§ Required task
Each record below must be returned exactly as shown.

— begin Records to use —

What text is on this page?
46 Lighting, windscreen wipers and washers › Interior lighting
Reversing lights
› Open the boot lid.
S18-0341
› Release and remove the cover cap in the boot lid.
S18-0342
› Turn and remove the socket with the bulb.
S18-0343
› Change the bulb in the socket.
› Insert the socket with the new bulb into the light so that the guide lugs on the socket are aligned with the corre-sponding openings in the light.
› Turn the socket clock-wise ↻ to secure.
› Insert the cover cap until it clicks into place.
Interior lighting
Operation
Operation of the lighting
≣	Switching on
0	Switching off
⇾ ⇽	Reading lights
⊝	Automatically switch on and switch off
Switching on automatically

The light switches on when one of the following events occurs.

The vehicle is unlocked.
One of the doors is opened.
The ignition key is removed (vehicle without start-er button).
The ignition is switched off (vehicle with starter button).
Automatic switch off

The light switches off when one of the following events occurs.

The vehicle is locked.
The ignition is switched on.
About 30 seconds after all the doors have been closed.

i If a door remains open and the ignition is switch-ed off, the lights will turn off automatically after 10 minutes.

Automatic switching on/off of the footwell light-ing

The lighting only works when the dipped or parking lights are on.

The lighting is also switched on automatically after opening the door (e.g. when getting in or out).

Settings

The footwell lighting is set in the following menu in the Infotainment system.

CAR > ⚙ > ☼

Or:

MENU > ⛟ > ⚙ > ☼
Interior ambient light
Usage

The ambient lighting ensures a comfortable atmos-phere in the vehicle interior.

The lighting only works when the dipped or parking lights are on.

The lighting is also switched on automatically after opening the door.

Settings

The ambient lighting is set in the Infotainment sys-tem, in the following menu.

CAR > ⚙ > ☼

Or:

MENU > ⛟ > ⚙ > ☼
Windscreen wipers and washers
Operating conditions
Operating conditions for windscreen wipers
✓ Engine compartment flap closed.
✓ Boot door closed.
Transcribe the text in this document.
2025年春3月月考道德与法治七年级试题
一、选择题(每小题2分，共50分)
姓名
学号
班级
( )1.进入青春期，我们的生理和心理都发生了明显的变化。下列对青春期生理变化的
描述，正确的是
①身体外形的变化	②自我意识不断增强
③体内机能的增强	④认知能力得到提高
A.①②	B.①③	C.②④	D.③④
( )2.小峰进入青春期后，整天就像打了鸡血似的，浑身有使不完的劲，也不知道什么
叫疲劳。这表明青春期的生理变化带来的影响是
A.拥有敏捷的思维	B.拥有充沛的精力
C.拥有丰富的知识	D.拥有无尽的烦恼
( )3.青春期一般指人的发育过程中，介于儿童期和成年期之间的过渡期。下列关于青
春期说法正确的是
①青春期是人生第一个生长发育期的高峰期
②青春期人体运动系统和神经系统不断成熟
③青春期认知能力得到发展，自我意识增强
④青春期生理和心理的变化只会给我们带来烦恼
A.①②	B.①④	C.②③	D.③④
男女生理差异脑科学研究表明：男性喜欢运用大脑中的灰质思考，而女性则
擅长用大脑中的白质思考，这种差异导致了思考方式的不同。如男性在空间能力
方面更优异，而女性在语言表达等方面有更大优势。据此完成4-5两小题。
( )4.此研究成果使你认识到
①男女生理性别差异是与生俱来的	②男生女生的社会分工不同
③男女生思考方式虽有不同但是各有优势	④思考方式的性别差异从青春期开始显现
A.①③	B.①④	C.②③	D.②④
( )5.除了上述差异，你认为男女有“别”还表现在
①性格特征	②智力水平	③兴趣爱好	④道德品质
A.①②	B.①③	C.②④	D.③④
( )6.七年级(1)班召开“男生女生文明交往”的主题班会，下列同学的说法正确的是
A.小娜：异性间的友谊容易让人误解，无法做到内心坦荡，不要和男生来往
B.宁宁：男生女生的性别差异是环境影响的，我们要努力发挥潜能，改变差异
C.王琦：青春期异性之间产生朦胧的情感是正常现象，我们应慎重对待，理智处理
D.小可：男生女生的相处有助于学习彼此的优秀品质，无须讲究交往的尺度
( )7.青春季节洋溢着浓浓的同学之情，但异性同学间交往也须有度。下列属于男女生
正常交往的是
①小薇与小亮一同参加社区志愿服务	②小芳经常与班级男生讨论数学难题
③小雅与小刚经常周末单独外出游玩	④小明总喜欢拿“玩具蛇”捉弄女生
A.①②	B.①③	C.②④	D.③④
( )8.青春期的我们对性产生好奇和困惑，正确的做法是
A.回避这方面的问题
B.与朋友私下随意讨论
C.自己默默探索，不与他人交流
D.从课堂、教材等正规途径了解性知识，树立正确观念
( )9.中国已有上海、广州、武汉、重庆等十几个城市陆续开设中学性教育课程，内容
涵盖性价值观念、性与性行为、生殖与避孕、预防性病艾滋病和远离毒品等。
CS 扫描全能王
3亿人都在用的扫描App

— end Records to use —

§ Reply
What text is on this page?
46 Lighting, windscreen wipers and washers › Interior lighting
Reversing lights
› Open the boot lid.
S18-0341
› Release and remove the cover cap in the boot lid.
S18-0342
› Turn and remove the socket with the bulb.
S18-0343
› Change the bulb in the socket.
› Insert the socket with the new bulb into the light so that the guide lugs on the socket are aligned with the corre-sponding openings in the light.
› Turn the socket clock-wise ↻ to secure.
› Insert the cover cap until it clicks into place.
Interior lighting
Operation
Operation of the lighting
≣	Switching on
0	Switching off
⇾ ⇽	Reading lights
⊝	Automatically switch on and switch off
Switching on automatically

The light switches on when one of the following events occurs.

The vehicle is unlocked.
One of the doors is opened.
The ignition key is removed (vehicle without start-er button).
The ignition is switched off (vehicle with starter button).
Automatic switch off

The light switches off when one of the following events occurs.

The vehicle is locked.
The ignition is switched on.
About 30 seconds after all the doors have been closed.

i If a door remains open and the ignition is switch-ed off, the lights will turn off automatically after 10 minutes.

Automatic switching on/off of the footwell light-ing

The lighting only works when the dipped or parking lights are on.

The lighting is also switched on automatically after opening the door (e.g. when getting in or out).

Settings

The footwell lighting is set in the following menu in the Infotainment system.

CAR > ⚙ > ☼

Or:

MENU > ⛟ > ⚙ > ☼
Interior ambient light
Usage

The ambient lighting ensures a comfortable atmos-phere in the vehicle interior.

The lighting only works when the dipped or parking lights are on.

The lighting is also switched on automatically after opening the door.

Settings

The ambient lighting is set in the Infotainment sys-tem, in the following menu.

CAR > ⚙ > ☼

Or:

MENU > ⛟ > ⚙ > ☼
Windscreen wipers and washers
Operating conditions
Operating conditions for windscreen wipers
✓ Engine compartment flap closed.
✓ Boot door closed.
Transcribe the text in this document.
2025年春3月月考道德与法治七年级试题
一、选择题(每小题2分，共50分)
姓名
学号
班级
( )1.进入青春期，我们的生理和心理都发生了明显的变化。下列对青春期生理变化的
描述，正确的是
①身体外形的变化	②自我意识不断增强
③体内机能的增强	④认知能力得到提高
A.①②	B.①③	C.②④	D.③④
( )2.小峰进入青春期后，整天就像打了鸡血似的，浑身有使不完的劲，也不知道什么
叫疲劳。这表明青春期的生理变化带来的影响是
A.拥有敏捷的思维	B.拥有充沛的精力
C.拥有丰富的知识	D.拥有无尽的烦恼
( )3.青春期一般指人的发育过程中，介于儿童期和成年期之间的过渡期。下列关于青
春期说法正确的是
①青春期是人生第一个生长发育期的高峰期
②青春期人体运动系统和神经系统不断成熟
③青春期认知能力得到发展，自我意识增强
④青春期生理和心理的变化只会给我们带来烦恼
A.①②	B.①④	C.②③	D.③④
男女生理差异脑科学研究表明：男性喜欢运用大脑中的灰质思考，而女性则
擅长用大脑中的白质思考，这种差异导致了思考方式的不同。如男性在空间能力
方面更优异，而女性在语言表达等方面有更大优势。据此完成4-5两小题。
( )4.此研究成果使你认识到
①男女生理性别差异是与生俱来的	②男生女生的社会分工不同
③男女生思考方式虽有不同但是各有优势	④思考方式的性别差异从青春期开始显现
A.①③	B.①④	C.②③	D.②④
( )5.除了上述差异，你认为男女有“别”还表现在
①性格特征	②智力水平	③兴趣爱好	④道德品质
A.①②	B.①③	C.②④	D.③④
( )6.七年级(1)班召开“男生女生文明交往”的主题班会，下列同学的说法正确的是
A.小娜：异性间的友谊容易让人误解，无法做到内心坦荡，不要和男生来往
B.宁宁：男生女生的性别差异是环境影响的，我们要努力发挥潜能，改变差异
C.王琦：青春期异性之间产生朦胧的情感是正常现象，我们应慎重对待，理智处理
D.小可：男生女生的相处有助于学习彼此的优秀品质，无须讲究交往的尺度
( )7.青春季节洋溢着浓浓的同学之情，但异性同学间交往也须有度。下列属于男女生
正常交往的是
①小薇与小亮一同参加社区志愿服务	②小芳经常与班级男生讨论数学难题
③小雅与小刚经常周末单独外出游玩	④小明总喜欢拿“玩具蛇”捉弄女生
A.①②	B.①③	C.②④	D.③④
( )8.青春期的我们对性产生好奇和困惑，正确的做法是
A.回避这方面的问题
B.与朋友私下随意讨论
C.自己默默探索，不与他人交流
D.从课堂、教材等正规途径了解性知识，树立正确观念
( )9.中国已有上海、广州、武汉、重庆等十几个城市陆续开设中学性教育课程，内容
涵盖性价值观念、性与性行为、生殖与避孕、预防性病艾滋病和远离毒品等。
CS 扫描全能王
3亿人都在用的扫描App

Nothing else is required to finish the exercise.